- TASK GOAL -
Retype the records that come next, word for word.

--- Start of MATERIAL SUPPLIED ---

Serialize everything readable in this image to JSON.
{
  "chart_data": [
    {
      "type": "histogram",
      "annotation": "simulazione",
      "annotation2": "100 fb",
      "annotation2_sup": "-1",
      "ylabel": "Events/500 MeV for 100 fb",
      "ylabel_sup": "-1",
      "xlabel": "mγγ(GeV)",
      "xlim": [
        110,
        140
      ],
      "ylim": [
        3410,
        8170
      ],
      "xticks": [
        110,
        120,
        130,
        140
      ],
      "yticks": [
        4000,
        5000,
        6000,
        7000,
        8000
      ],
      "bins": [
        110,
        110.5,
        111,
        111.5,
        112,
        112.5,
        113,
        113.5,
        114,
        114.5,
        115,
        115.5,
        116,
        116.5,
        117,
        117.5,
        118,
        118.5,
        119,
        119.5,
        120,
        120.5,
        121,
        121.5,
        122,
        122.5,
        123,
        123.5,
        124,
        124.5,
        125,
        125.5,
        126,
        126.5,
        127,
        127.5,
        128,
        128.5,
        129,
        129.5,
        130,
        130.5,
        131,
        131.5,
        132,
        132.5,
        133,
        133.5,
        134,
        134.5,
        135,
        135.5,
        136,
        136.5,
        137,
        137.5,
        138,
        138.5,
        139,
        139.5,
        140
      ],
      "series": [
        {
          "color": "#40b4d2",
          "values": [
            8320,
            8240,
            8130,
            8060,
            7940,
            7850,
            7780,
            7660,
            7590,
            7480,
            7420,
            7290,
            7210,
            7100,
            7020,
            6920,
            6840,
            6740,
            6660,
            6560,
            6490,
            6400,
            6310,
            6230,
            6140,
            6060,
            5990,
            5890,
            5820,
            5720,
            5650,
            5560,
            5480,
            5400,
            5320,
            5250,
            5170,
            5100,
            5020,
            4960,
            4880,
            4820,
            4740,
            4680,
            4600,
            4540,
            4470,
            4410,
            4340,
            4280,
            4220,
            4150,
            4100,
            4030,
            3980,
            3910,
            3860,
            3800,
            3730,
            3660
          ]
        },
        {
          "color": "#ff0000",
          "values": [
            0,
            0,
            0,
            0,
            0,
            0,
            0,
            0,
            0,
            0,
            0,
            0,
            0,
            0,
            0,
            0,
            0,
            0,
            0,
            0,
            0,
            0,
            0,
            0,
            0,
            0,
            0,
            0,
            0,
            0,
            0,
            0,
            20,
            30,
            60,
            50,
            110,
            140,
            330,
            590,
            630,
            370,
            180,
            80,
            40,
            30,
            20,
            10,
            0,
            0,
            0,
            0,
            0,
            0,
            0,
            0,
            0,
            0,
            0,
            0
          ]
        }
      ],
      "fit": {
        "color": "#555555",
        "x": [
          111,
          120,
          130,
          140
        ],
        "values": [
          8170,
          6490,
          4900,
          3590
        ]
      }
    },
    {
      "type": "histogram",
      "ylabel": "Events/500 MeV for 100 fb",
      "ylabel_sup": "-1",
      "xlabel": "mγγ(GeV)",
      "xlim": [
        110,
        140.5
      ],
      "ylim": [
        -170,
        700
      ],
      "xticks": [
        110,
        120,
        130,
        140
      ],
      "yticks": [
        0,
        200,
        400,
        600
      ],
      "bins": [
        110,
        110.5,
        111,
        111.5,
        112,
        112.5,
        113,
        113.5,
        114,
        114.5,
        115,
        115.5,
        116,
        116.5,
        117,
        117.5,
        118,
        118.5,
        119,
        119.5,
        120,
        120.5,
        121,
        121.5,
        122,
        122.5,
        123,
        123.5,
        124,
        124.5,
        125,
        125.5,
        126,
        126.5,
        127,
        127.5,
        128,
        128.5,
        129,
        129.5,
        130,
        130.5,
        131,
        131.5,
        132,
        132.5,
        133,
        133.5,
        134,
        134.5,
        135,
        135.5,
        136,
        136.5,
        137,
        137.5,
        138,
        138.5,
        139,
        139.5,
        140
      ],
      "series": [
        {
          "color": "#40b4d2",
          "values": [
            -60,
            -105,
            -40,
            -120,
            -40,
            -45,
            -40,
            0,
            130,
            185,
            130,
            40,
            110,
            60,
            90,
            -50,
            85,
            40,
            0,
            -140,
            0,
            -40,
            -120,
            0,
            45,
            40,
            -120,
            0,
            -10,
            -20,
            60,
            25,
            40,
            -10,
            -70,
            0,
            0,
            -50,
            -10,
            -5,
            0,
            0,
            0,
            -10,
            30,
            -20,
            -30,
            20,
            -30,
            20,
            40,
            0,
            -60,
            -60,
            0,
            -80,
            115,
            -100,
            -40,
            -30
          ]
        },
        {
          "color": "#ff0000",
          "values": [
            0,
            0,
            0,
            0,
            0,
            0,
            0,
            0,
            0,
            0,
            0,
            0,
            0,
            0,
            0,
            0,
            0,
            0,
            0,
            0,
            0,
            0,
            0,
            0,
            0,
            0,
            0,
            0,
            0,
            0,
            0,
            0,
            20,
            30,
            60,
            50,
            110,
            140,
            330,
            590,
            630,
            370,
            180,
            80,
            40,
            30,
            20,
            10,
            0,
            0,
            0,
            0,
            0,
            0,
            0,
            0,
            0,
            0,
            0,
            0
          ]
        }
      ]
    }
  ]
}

--- End of MATERIAL SUPPLIED ---

- TASK ANSWER -
Serialize everything readable in this image to JSON.
{
  "chart_data": [
    {
      "type": "histogram",
      "annotation": "simulazione",
      "annotation2": "100 fb",
      "annotation2_sup": "-1",
      "ylabel": "Events/500 MeV for 100 fb",
      "ylabel_sup": "-1",
      "xlabel": "mγγ(GeV)",
      "xlim": [
        110,
        140
      ],
      "ylim": [
        3410,
        8170
      ],
      "xticks": [
        110,
        120,
        130,
        140
      ],
      "yticks": [
        4000,
        5000,
        6000,
        7000,
        8000
      ],
      "bins": [
        110,
        110.5,
        111,
        111.5,
        112,
        112.5,
        113,
        113.5,
        114,
        114.5,
        115,
        115.5,
        116,
        116.5,
        117,
        117.5,
        118,
        118.5,
        119,
        119.5,
        120,
        120.5,
        121,
        121.5,
        122,
        122.5,
        123,
        123.5,
        124,
        124.5,
        125,
        125.5,
        126,
        126.5,
        127,
        127.5,
        128,
        128.5,
        129,
        129.5,
        130,
        130.5,
        131,
        131.5,
        132,
        132.5,
        133,
        133.5,
        134,
        134.5,
        135,
        135.5,
        136,
        136.5,
        137,
        137.5,
        138,
        138.5,
        139,
        139.5,
        140
      ],
      "series": [
        {
          "color": "#40b4d2",
          "values": [
            8320,
            8240,
            8130,
            8060,
            7940,
            7850,
            7780,
            7660,
            7590,
            7480,
            7420,
            7290,
            7210,
            7100,
            7020,
            6920,
            6840,
            6740,
            6660,
            6560,
            6490,
            6400,
            6310,
            6230,
            6140,
            6060,
            5990,
            5890,
            5820,
            5720,
            5650,
            5560,
            5480,
            5400,
            5320,
            5250,
            5170,
            5100,
            5020,
            4960,
            4880,
            4820,
            4740,
            4680,
            4600,
            4540,
            4470,
            4410,
            4340,
            4280,
            4220,
            4150,
            4100,
            4030,
            3980,
            3910,
            3860,
            3800,
            3730,
            3660
          ]
        },
        {
          "color": "#ff0000",
          "values": [
            0,
            0,
            0,
            0,
            0,
            0,
            0,
            0,
            0,
            0,
            0,
            0,
            0,
            0,
            0,
            0,
            0,
            0,
            0,
            0,
            0,
            0,
            0,
            0,
            0,
            0,
            0,
            0,
            0,
            0,
            0,
            0,
            20,
            30,
            60,
            50,
            110,
            140,
            330,
            590,
            630,
            370,
            180,
            80,
            40,
            30,
            20,
            10,
            0,
            0,
            0,
            0,
            0,
            0,
            0,
            0,
            0,
            0,
            0,
            0
          ]
        }
      ],
      "fit": {
        "color": "#555555",
        "x": [
          111,
          120,
          130,
          140
        ],
        "values": [
          8170,
          6490,
          4900,
          3590
        ]
      }
    },
    {
      "type": "histogram",
      "ylabel": "Events/500 MeV for 100 fb",
      "ylabel_sup": "-1",
      "xlabel": "mγγ(GeV)",
      "xlim": [
        110,
        140.5
      ],
      "ylim": [
        -170,
        700
      ],
      "xticks": [
        110,
        120,
        130,
        140
      ],
      "yticks": [
        0,
        200,
        400,
        600
      ],
      "bins": [
        110,
        110.5,
        111,
        111.5,
        112,
        112.5,
        113,
        113.5,
        114,
        114.5,
        115,
        115.5,
        116,
        116.5,
        117,
        117.5,
        118,
        118.5,
        119,
        119.5,
        120,
        120.5,
        121,
        121.5,
        122,
        122.5,
        123,
        123.5,
        124,
        124.5,
        125,
        125.5,
        126,
        126.5,
        127,
        127.5,
        128,
        128.5,
        129,
        129.5,
        130,
        130.5,
        131,
        131.5,
        132,
        132.5,
        133,
        133.5,
        134,
        134.5,
        135,
        135.5,
        136,
        136.5,
        137,
        137.5,
        138,
        138.5,
        139,
        139.5,
        140
      ],
      "series": [
        {
          "color": "#40b4d2",
          "values": [
            -60,
            -105,
            -40,
            -120,
            -40,
            -45,
            -40,
            0,
            130,
            185,
            130,
            40,
            110,
            60,
            90,
            -50,
            85,
            40,
            0,
            -140,
            0,
            -40,
            -120,
            0,
            45,
            40,
            -120,
            0,
            -10,
            -20,
            60,
            25,
            40,
            -10,
            -70,
            0,
            0,
            -50,
            -10,
            -5,
            0,
            0,
            0,
            -10,
            30,
            -20,
            -30,
            20,
            -30,
            20,
            40,
            0,
            -60,
            -60,
            0,
            -80,
            115,
            -100,
            -40,
            -30
          ]
        },
        {
          "color": "#ff0000",
          "values": [
            0,
            0,
            0,
            0,
            0,
            0,
            0,
            0,
            0,
            0,
            0,
            0,
            0,
            0,
            0,
            0,
            0,
            0,
            0,
            0,
            0,
            0,
            0,
            0,
            0,
            0,
            0,
            0,
            0,
            0,
            0,
            0,
            20,
            30,
            60,
            50,
            110,
            140,
            330,
            590,
            630,
            370,
            180,
            80,
            40,
            30,
            20,
            10,
            0,
            0,
            0,
            0,
            0,
            0,
            0,
            0,
            0,
            0,
            0,
            0
          ]
        }
      ]
    }
  ]
}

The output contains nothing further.